__Task prompt__
Gather each line of the records where "this" appears.

__Given information__
┄┄┄┄┄┄

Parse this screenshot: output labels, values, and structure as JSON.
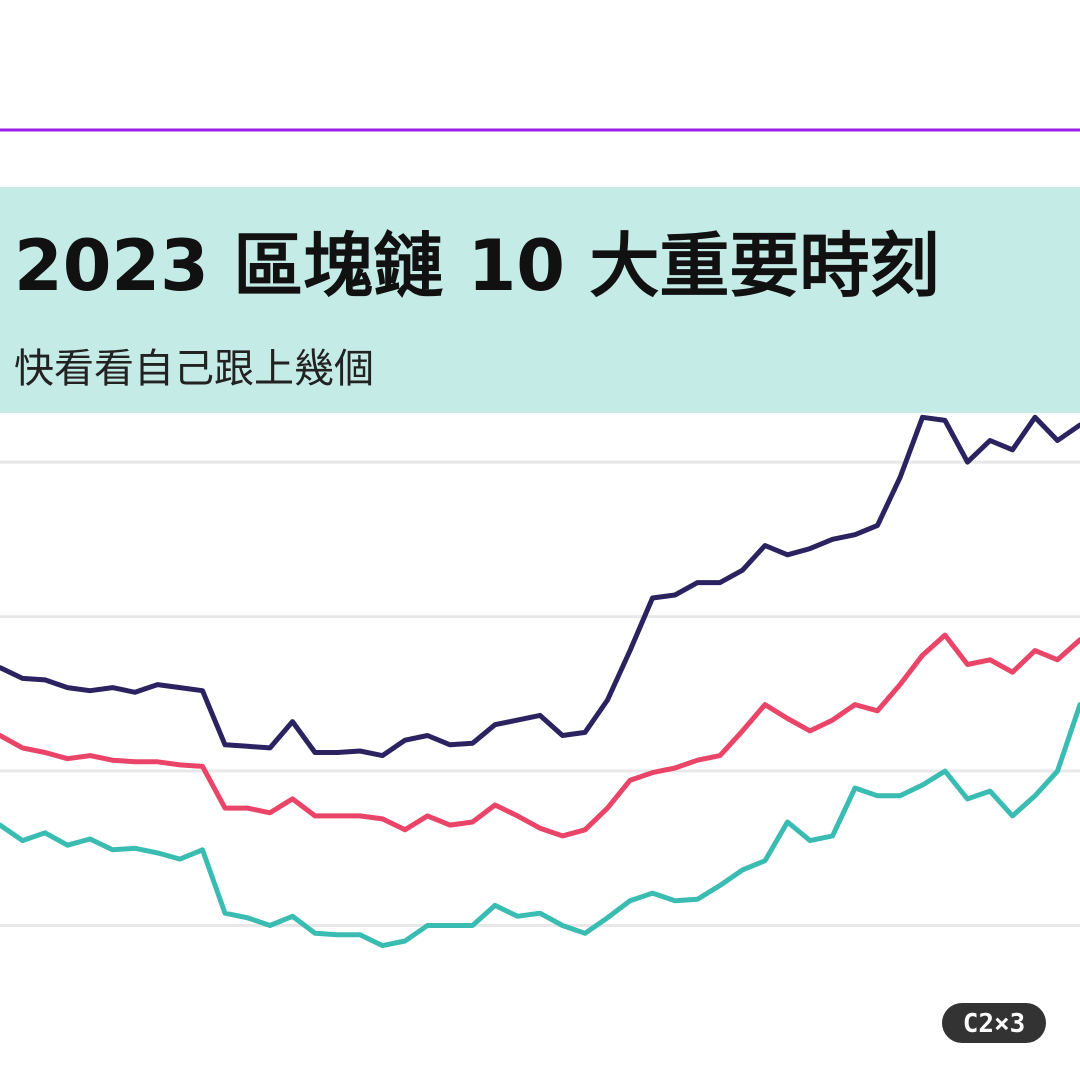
{
  "chart_data": {
    "type": "line",
    "title": "2023 區塊鏈 10 大重要時刻",
    "subtitle": "快看看自己跟上幾個",
    "logo": "C2×3",
    "categories": [
      null,
      null,
      null,
      null,
      null,
      null,
      null,
      null,
      null,
      null,
      null,
      null,
      null,
      null,
      null,
      null,
      null,
      null,
      null,
      null,
      null,
      null,
      null,
      null,
      null,
      null,
      null,
      null,
      null,
      null,
      null,
      null,
      null,
      null,
      null,
      null,
      null,
      null,
      null,
      null,
      null,
      null,
      null,
      null,
      null,
      null,
      null,
      null,
      null
    ],
    "ylim": [
      -100,
      515
    ],
    "yticks": [
      0,
      100,
      200,
      300
    ],
    "grid": true,
    "series": [
      {
        "color": "#2a2360",
        "values": [
          167,
          160,
          159,
          154,
          152,
          154,
          151,
          156,
          154,
          152,
          117,
          116,
          115,
          132,
          112,
          112,
          113,
          110,
          120,
          123,
          117,
          118,
          130,
          133,
          136,
          123,
          125,
          146,
          178,
          212,
          214,
          222,
          222,
          230,
          246,
          240,
          244,
          250,
          253,
          259,
          290,
          329,
          327,
          300,
          314,
          308,
          329,
          314,
          324
        ]
      },
      {
        "color": "#ea4468",
        "values": [
          123,
          115,
          112,
          108,
          110,
          107,
          106,
          106,
          104,
          103,
          76,
          76,
          73,
          82,
          71,
          71,
          71,
          69,
          62,
          71,
          65,
          67,
          78,
          71,
          63,
          58,
          62,
          76,
          94,
          99,
          102,
          107,
          110,
          126,
          143,
          134,
          126,
          133,
          143,
          139,
          156,
          175,
          188,
          169,
          172,
          164,
          178,
          172,
          185
        ]
      },
      {
        "color": "#3bbcb2",
        "values": [
          65,
          55,
          60,
          52,
          56,
          49,
          50,
          47,
          43,
          49,
          8,
          5,
          0,
          6,
          -5,
          -6,
          -6,
          -13,
          -10,
          0,
          0,
          0,
          13,
          6,
          8,
          0,
          -5,
          5,
          16,
          21,
          16,
          17,
          26,
          36,
          42,
          67,
          55,
          58,
          89,
          84,
          84,
          91,
          100,
          82,
          87,
          71,
          84,
          100,
          143
        ]
      }
    ]
  }
}
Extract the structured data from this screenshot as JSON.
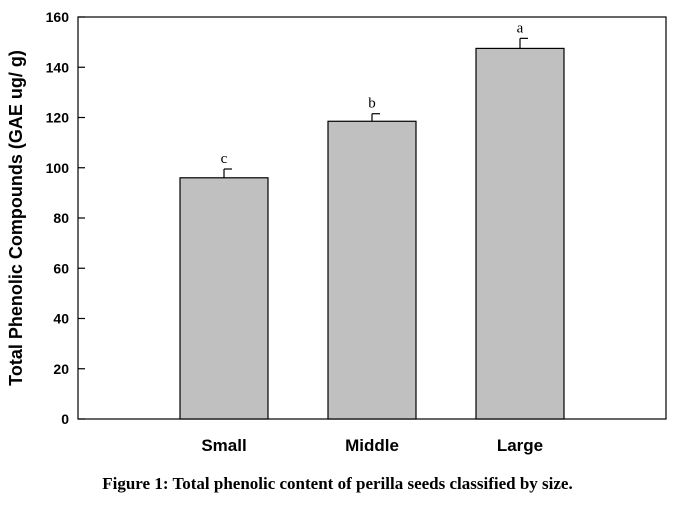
{
  "chart_data": {
    "type": "bar",
    "categories": [
      "Small",
      "Middle",
      "Large"
    ],
    "values": [
      96,
      118.5,
      147.5
    ],
    "errors": [
      3.5,
      3,
      4
    ],
    "significance": [
      "c",
      "b",
      "a"
    ],
    "ylabel": "Total Phenolic Compounds (GAE ug/ g)",
    "xlabel": "",
    "ylim": [
      0,
      160
    ],
    "yticks": [
      0,
      20,
      40,
      60,
      80,
      100,
      120,
      140,
      160
    ],
    "grid": false,
    "bar_color": "#c0c0c0"
  },
  "caption": "Figure 1: Total phenolic content of perilla seeds classified by size."
}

┄┄┄┄┄┄

__Result__
Parse this screenshot: output labels, values, and structure as JSON.
Extract the structured data from this screenshot as JSON.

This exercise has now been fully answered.